[What this task involves] Check every line below for the word "Camera" and copy the ones that have it.

Collection entries:
* start *
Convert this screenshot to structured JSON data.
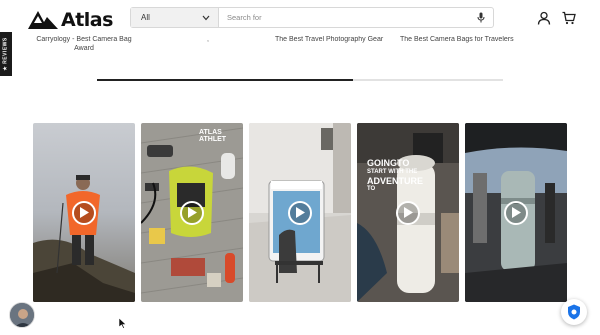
{
  "header": {
    "logo_text": "Atlas",
    "search_category": "All",
    "search_placeholder": "Search for"
  },
  "reviews_tab": {
    "label": "REVIEWS"
  },
  "related": [
    {
      "line1": "Carryology - Best Camera Bag",
      "line2": "Award"
    },
    {
      "line1": "The Best Travel Photography Gear",
      "line2": ""
    },
    {
      "line1": "The Best Camera Bags for Travelers",
      "line2": ""
    }
  ],
  "carousel": {
    "progress_percent": 63
  },
  "videos": [
    {
      "name": "hiker-video",
      "overlay": ""
    },
    {
      "name": "gear-flatlay-video",
      "overlay": "ATLAS ATHLET"
    },
    {
      "name": "airport-video",
      "overlay": ""
    },
    {
      "name": "lens-adventure-video",
      "overlay_1": "GOINGTO",
      "overlay_2": "START WITH THE",
      "overlay_3": "ADVENTURE",
      "overlay_4": "TO"
    },
    {
      "name": "car-trunk-video",
      "overlay": ""
    }
  ],
  "colors": {
    "accent": "#111111",
    "play_ring": "#ffffff",
    "chat_blue": "#1a73e8"
  }
}
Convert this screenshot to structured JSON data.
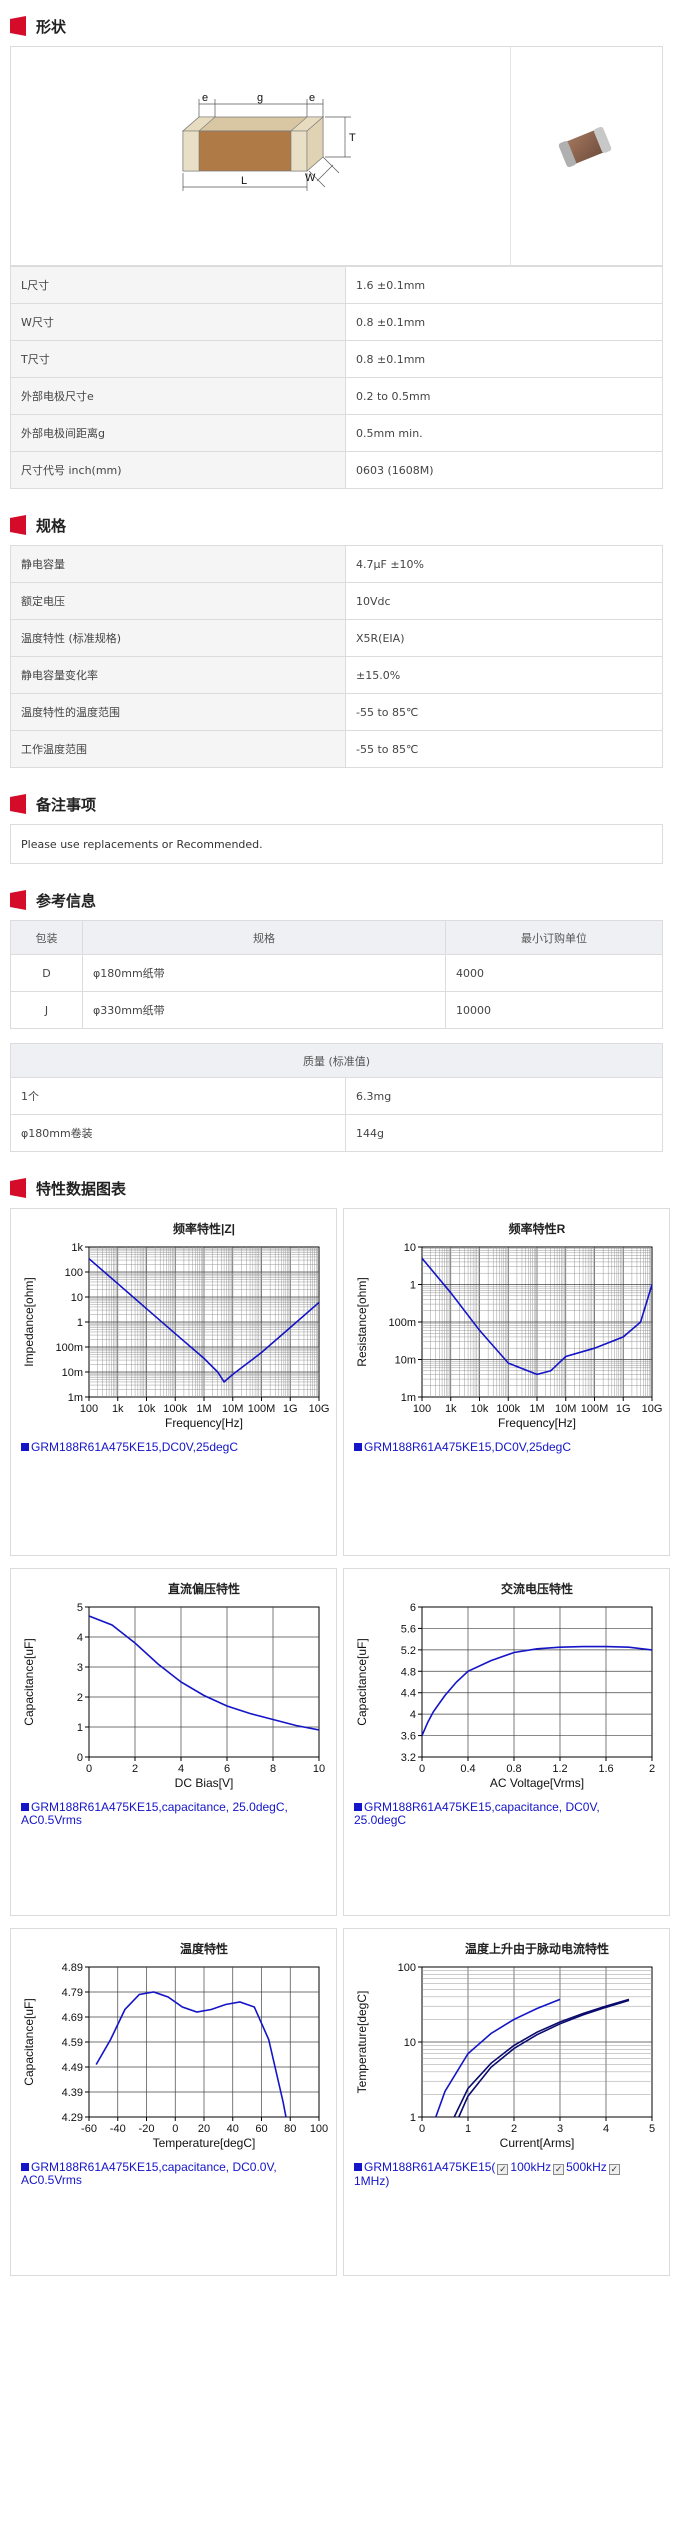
* end *
[Exercise answer]
      "line1": "Carryology - Best Camera Bag",
      "line1": "The Best Camera Bags for Travelers",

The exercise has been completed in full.